■ **DO THIS**: Copy out, unchanged, the part of the listing that opens with the line containing "x-tick-label: 19.11.13 <box>271" and closes with the line containing "x-tick-label: 08.10.13 <box>193", including both of those lines.

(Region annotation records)

----

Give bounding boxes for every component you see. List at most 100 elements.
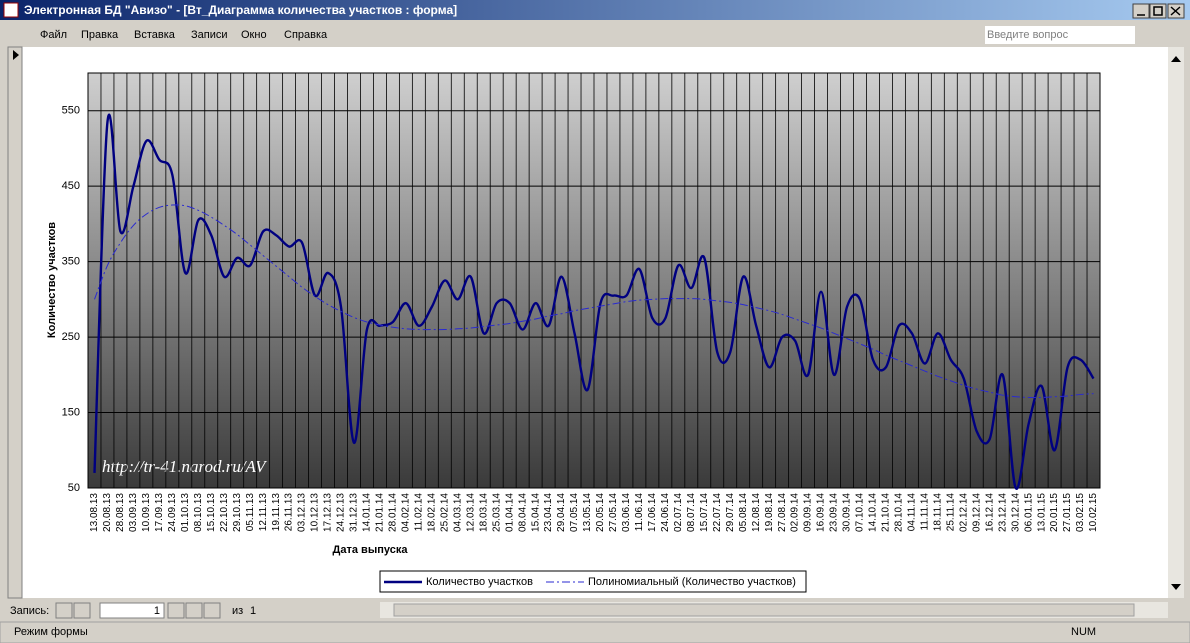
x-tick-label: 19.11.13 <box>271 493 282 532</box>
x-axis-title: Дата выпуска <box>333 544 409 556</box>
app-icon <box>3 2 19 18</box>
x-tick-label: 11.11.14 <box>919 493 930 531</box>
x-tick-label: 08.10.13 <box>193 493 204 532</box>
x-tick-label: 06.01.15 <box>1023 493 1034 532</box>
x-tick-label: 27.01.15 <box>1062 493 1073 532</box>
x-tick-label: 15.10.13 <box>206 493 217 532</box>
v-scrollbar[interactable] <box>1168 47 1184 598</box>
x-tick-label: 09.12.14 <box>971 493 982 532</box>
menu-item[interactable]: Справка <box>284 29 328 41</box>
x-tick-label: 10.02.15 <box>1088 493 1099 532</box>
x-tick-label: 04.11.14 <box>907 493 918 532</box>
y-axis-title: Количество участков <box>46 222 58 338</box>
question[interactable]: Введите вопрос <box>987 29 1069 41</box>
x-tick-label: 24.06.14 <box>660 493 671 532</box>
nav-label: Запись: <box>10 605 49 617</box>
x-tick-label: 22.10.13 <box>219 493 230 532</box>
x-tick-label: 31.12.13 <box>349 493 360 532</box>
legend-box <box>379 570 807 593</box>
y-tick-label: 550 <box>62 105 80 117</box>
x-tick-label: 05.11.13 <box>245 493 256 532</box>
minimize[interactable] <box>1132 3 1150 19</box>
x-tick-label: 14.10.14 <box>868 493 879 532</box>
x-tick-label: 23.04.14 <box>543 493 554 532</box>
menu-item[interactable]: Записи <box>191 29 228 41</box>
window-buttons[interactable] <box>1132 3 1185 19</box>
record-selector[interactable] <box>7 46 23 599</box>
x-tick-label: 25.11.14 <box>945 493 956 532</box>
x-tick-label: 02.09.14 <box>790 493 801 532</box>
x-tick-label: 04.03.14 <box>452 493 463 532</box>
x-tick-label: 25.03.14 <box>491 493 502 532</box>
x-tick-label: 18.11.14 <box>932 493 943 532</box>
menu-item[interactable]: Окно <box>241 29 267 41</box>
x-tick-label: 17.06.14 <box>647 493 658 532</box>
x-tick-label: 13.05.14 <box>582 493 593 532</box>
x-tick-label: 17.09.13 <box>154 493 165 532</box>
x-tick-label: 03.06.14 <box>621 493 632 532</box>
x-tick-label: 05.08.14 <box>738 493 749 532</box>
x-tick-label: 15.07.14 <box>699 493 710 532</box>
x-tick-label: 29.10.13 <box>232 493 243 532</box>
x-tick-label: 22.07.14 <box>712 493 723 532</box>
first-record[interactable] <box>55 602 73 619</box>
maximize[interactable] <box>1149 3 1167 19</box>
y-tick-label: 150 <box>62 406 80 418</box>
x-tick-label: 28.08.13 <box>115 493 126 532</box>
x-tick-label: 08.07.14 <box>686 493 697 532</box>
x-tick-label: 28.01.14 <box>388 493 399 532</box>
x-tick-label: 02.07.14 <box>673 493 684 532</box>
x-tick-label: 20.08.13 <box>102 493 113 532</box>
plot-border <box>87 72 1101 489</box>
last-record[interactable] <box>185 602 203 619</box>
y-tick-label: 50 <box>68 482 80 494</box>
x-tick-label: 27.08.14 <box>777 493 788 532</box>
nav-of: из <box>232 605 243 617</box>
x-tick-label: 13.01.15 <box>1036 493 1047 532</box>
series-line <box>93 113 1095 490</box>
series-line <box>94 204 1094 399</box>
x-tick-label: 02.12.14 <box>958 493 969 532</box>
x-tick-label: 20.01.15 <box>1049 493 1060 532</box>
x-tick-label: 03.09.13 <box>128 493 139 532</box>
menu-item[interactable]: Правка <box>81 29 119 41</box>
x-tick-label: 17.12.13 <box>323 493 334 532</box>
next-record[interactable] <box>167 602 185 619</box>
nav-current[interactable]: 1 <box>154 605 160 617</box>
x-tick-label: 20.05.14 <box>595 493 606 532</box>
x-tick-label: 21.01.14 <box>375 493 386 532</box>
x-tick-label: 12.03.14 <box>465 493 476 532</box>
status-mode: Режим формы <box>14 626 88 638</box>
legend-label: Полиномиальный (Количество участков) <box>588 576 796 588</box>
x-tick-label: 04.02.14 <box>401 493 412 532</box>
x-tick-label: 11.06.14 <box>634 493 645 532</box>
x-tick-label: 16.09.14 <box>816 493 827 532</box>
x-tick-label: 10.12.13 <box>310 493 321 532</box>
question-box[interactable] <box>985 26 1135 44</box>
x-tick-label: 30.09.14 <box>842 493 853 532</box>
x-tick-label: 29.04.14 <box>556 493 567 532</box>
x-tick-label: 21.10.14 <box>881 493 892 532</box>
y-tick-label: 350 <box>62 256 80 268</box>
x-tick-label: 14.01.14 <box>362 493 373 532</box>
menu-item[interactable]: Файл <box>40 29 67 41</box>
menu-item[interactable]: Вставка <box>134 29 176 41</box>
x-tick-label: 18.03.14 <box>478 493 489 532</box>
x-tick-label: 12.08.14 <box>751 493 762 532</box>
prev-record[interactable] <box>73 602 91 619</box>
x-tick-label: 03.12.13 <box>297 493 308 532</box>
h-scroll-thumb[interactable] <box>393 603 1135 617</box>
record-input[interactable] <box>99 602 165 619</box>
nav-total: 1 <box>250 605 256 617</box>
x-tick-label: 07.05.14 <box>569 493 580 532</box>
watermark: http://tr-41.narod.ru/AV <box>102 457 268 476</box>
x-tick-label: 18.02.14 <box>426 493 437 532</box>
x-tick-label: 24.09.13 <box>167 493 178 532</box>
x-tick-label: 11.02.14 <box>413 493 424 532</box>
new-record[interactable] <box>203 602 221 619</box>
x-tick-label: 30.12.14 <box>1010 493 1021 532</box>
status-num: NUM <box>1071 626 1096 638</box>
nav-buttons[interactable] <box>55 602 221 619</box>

----

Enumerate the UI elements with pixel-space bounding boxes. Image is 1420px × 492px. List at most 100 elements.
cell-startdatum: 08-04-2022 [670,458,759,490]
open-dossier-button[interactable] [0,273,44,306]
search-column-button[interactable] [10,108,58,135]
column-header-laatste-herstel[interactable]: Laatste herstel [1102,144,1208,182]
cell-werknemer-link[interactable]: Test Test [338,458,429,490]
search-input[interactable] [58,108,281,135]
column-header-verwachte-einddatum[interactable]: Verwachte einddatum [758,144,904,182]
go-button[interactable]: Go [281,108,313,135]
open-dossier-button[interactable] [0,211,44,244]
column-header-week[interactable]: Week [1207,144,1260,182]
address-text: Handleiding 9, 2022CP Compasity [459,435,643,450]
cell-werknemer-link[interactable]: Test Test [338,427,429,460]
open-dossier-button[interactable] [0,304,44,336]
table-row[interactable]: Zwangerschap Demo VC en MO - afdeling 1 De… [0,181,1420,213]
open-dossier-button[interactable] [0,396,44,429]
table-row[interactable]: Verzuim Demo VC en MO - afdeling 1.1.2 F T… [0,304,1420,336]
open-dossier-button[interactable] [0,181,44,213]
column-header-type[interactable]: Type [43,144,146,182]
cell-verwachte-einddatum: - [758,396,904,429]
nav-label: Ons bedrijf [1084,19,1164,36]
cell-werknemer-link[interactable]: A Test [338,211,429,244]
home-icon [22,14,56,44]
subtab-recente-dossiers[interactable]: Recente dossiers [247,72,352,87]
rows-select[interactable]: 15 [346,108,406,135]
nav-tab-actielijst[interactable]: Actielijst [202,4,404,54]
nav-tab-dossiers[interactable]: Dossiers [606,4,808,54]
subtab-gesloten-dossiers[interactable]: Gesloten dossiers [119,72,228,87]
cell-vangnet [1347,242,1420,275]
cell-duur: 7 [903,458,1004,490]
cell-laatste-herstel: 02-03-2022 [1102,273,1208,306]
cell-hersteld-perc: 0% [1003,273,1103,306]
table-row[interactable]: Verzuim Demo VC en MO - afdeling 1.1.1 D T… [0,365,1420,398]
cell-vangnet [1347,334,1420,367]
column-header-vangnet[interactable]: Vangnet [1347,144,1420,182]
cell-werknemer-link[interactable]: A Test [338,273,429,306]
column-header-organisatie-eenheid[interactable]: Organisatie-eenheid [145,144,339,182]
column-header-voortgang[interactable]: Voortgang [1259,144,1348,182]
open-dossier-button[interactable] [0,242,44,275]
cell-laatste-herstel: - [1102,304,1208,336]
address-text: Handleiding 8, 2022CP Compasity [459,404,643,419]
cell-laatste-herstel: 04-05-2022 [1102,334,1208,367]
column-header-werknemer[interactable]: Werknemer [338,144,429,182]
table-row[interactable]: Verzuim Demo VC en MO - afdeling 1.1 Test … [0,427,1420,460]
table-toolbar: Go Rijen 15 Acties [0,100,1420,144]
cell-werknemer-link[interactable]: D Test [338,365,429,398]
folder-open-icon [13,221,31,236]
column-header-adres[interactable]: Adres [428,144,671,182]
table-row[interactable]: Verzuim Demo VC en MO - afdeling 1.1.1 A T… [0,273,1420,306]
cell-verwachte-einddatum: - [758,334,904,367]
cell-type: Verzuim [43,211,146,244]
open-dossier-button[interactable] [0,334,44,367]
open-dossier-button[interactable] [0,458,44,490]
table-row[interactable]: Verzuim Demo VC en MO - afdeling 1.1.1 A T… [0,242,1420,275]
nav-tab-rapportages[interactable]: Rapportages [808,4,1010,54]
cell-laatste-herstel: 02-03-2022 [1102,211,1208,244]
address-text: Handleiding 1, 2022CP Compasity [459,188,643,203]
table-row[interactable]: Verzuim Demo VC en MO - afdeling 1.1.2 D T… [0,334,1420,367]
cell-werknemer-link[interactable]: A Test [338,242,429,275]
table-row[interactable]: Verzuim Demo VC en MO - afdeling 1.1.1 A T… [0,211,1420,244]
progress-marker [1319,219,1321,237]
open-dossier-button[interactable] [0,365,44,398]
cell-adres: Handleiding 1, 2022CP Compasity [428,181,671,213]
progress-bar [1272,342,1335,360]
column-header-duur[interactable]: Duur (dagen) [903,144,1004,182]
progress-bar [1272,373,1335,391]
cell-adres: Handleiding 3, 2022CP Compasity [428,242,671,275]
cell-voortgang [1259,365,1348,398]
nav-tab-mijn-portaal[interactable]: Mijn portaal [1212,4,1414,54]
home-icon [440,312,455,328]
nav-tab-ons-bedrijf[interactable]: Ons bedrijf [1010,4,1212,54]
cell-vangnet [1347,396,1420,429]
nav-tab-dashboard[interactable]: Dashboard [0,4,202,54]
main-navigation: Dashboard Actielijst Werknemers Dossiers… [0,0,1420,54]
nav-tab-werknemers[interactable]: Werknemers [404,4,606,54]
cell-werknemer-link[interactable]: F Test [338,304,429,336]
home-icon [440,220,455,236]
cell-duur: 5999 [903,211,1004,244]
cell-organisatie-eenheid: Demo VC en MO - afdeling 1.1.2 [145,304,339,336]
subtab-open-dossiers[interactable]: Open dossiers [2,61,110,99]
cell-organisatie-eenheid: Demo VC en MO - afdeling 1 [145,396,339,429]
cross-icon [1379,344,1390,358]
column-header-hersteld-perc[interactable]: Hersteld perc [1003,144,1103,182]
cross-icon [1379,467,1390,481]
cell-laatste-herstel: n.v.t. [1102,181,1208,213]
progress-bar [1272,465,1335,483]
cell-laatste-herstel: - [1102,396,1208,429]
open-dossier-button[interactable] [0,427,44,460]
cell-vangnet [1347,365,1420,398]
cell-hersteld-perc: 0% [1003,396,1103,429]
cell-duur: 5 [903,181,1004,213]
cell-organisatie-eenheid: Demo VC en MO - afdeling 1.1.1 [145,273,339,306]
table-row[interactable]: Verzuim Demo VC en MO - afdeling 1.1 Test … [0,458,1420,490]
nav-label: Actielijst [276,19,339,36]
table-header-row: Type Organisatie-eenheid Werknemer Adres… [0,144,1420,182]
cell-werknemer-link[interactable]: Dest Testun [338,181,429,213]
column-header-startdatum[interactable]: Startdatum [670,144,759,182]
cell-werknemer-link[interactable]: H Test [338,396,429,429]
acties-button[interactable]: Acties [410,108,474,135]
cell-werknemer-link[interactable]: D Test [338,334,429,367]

----

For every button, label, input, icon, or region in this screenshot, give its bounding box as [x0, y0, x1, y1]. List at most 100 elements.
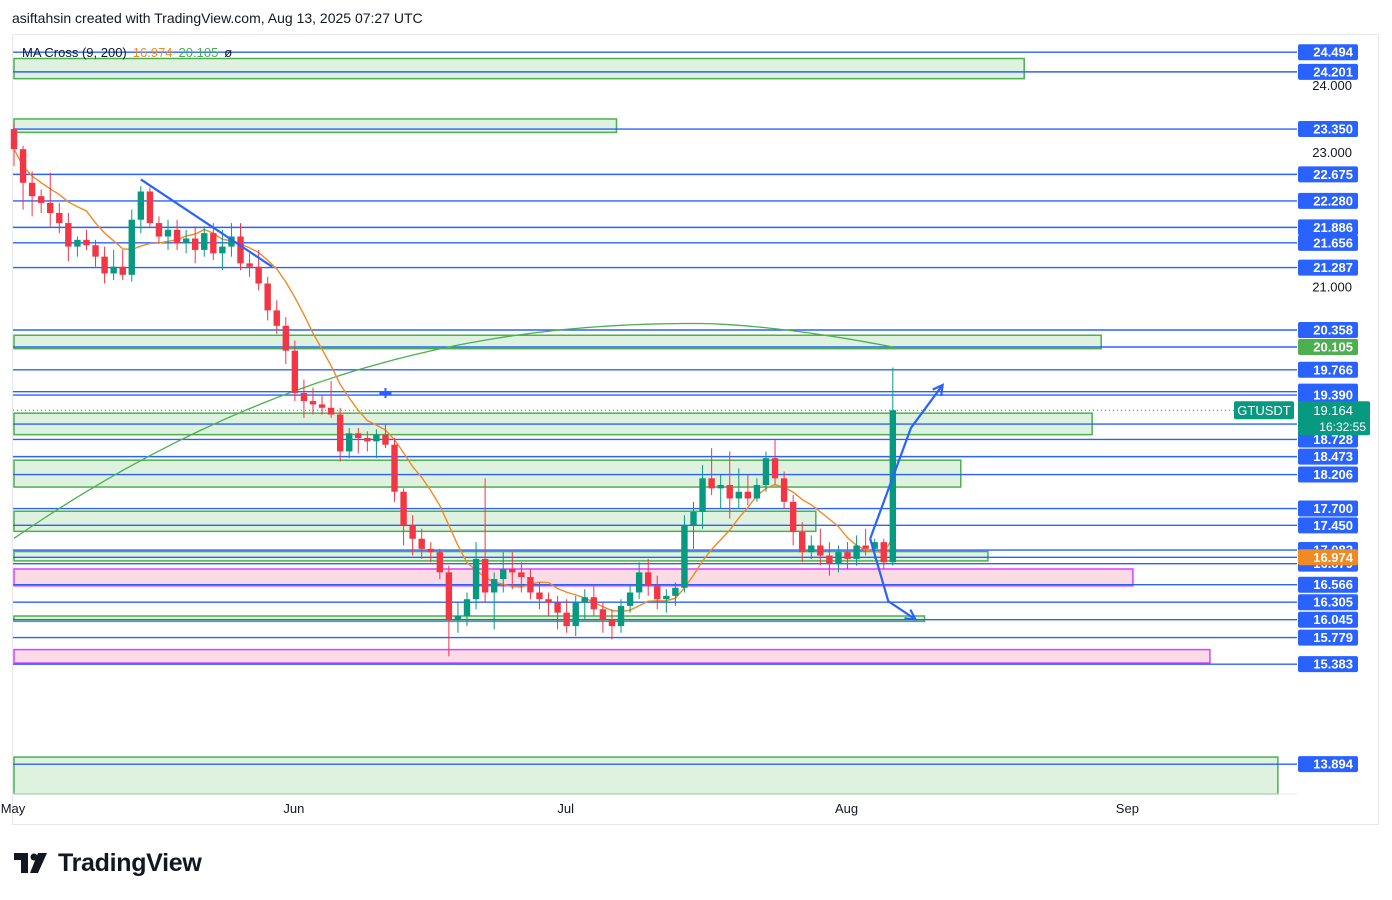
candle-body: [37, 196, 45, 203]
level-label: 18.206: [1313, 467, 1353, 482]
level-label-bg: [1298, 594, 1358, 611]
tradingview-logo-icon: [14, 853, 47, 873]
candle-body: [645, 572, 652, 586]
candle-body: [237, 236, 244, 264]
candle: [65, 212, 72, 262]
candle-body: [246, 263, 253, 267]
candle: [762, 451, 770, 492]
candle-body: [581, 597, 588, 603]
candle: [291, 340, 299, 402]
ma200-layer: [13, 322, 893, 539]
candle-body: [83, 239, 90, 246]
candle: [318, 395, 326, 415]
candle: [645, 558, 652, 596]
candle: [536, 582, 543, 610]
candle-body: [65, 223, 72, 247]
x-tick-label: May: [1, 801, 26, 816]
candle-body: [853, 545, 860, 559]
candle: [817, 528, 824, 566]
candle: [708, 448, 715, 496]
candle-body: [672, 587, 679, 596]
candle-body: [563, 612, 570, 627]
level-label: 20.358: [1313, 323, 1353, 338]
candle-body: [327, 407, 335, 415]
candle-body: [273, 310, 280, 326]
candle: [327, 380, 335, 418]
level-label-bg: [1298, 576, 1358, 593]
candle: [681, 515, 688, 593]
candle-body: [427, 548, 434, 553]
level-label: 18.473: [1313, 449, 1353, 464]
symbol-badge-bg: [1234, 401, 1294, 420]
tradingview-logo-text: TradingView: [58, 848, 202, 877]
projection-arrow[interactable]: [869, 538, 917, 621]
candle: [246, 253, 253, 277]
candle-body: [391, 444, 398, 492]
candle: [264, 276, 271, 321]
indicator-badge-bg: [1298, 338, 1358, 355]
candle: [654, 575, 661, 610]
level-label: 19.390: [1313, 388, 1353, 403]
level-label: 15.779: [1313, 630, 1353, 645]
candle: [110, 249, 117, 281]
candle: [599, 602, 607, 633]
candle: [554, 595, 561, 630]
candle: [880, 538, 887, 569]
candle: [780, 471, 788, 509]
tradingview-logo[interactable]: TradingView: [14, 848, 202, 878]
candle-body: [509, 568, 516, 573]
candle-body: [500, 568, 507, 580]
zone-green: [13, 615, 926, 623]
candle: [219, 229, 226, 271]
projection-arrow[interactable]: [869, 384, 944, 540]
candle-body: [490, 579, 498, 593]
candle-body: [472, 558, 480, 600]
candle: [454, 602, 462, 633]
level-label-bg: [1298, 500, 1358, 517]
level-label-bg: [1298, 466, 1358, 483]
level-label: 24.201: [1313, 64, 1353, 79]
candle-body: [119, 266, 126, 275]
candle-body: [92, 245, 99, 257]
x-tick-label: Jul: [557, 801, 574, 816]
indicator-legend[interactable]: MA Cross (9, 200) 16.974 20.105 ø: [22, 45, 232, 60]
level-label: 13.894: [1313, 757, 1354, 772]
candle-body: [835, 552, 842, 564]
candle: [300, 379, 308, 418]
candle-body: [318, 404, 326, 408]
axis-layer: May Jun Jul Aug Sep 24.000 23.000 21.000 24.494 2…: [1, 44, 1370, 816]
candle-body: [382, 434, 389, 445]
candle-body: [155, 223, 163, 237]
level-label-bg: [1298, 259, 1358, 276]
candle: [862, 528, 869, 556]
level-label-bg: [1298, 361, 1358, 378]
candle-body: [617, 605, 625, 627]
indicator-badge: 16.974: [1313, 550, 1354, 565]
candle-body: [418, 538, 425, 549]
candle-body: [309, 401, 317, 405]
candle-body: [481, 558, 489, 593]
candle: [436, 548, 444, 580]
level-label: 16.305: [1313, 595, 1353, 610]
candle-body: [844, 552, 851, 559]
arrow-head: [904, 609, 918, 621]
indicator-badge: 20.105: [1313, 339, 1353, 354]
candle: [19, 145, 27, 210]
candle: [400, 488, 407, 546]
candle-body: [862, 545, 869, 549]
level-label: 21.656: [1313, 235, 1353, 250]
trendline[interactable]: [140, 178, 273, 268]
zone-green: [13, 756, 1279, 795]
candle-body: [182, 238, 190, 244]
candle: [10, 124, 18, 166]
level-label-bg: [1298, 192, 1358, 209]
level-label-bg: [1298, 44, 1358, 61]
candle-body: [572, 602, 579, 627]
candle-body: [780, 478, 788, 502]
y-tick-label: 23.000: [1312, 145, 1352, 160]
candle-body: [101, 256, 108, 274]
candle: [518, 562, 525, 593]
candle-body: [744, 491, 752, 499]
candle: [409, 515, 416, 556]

----

■ **RESULT BELOW**:
x-tick-label: 19.11.13 <box>271 493 282 532</box>
x-axis-title: Дата выпуска <box>333 544 409 556</box>
app-icon <box>3 2 19 18</box>
x-tick-label: 11.11.14 <box>919 493 930 531</box>
x-tick-label: 08.10.13 <box>193 493 204 532</box>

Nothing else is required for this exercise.